PROBLEM DETAILS: Recast the data below as a numbered list, one line per item, with blank lines left out. Omit the pictures from the answer.

Dataset excerpt:
- - - - -

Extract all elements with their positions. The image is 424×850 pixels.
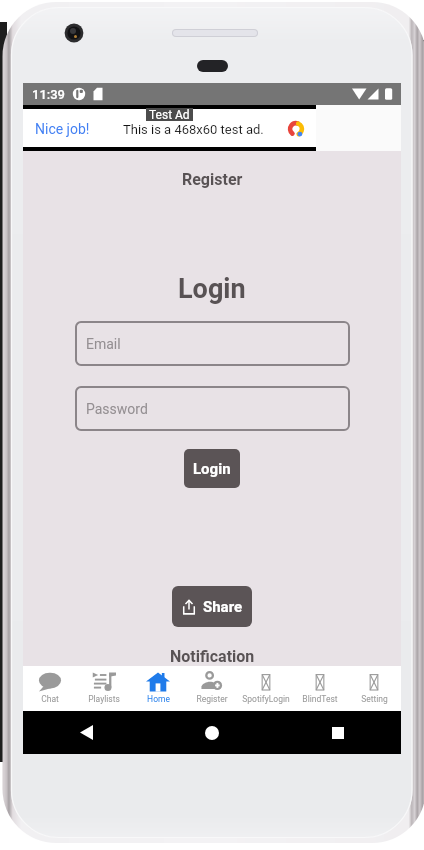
button[interactable]: Share xyxy=(172,586,252,627)
staticText: Register xyxy=(182,170,243,189)
button[interactable]: Home xyxy=(149,711,275,754)
button[interactable]: Back xyxy=(23,711,149,754)
staticText: This is a 468x60 test ad. xyxy=(123,122,264,137)
staticText: Nice job! xyxy=(35,121,90,137)
button[interactable]: BlindTest xyxy=(293,666,347,711)
staticText: 11:39 xyxy=(32,87,66,102)
button[interactable]: Chat xyxy=(23,666,77,711)
staticText: Playlists xyxy=(88,694,120,704)
staticText: Home xyxy=(147,694,170,704)
staticText: Chat xyxy=(41,694,59,704)
button[interactable]: Login xyxy=(184,449,240,488)
staticText: Email xyxy=(86,336,121,352)
button[interactable]: SpotifyLogin xyxy=(239,666,293,711)
button[interactable]: Password xyxy=(75,386,350,431)
button[interactable]: Playlists xyxy=(77,666,131,711)
button[interactable]: Email xyxy=(75,321,350,366)
button[interactable]: Recent apps xyxy=(275,711,401,754)
button[interactable]: Home xyxy=(131,666,185,711)
staticText: BlindTest xyxy=(302,694,338,704)
staticText: Test Ad xyxy=(149,108,190,121)
staticText: Notification xyxy=(170,647,255,666)
staticText: Share xyxy=(203,598,243,616)
staticText: Login xyxy=(178,273,246,305)
staticText: Login xyxy=(193,460,231,478)
staticText: SpotifyLogin xyxy=(242,694,290,704)
staticText: Setting xyxy=(361,694,388,704)
staticText: Register xyxy=(196,694,228,704)
staticText: Password xyxy=(86,401,148,417)
button[interactable]: Setting xyxy=(347,666,401,711)
button[interactable]: Register xyxy=(185,666,239,711)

- - - - -

SOLUTION BELOW:
1. Extract all elements with their positions. The image is 424×850 pixels.
2. button[interactable]: Share xyxy=(172,586,252,627)
3. staticText: Register xyxy=(182,170,243,189)
4. button[interactable]: Home xyxy=(149,711,275,754)
5. button[interactable]: Back xyxy=(23,711,149,754)
6. staticText: This is a 468x60 test ad. xyxy=(123,122,264,137)
7. staticText: Nice job! xyxy=(35,121,90,137)
8. button[interactable]: BlindTest xyxy=(293,666,347,711)
9. staticText: 11:39 xyxy=(32,87,66,102)
10. button[interactable]: Chat xyxy=(23,666,77,711)
11. staticText: Playlists xyxy=(88,694,120,704)
12. staticText: Home xyxy=(147,694,170,704)
13. staticText: Chat xyxy=(41,694,59,704)
14. button[interactable]: Login xyxy=(184,449,240,488)
15. staticText: Email xyxy=(86,336,121,352)
16. button[interactable]: SpotifyLogin xyxy=(239,666,293,711)
17. button[interactable]: Password xyxy=(75,386,350,431)
18. button[interactable]: Playlists xyxy=(77,666,131,711)
19. button[interactable]: Email xyxy=(75,321,350,366)
20. button[interactable]: Recent apps xyxy=(275,711,401,754)
21. button[interactable]: Home xyxy=(131,666,185,711)
22. staticText: BlindTest xyxy=(302,694,338,704)
23. staticText: Test Ad xyxy=(149,108,190,121)
24. staticText: Notification xyxy=(170,647,255,666)
25. staticText: Share xyxy=(203,598,243,616)
26. staticText: Login xyxy=(178,273,246,305)
27. staticText: Login xyxy=(193,460,231,478)
28. staticText: SpotifyLogin xyxy=(242,694,290,704)
29. staticText: Setting xyxy=(361,694,388,704)
30. staticText: Register xyxy=(196,694,228,704)
31. staticText: Password xyxy=(86,401,148,417)
32. button[interactable]: Setting xyxy=(347,666,401,711)
33. button[interactable]: Register xyxy=(185,666,239,711)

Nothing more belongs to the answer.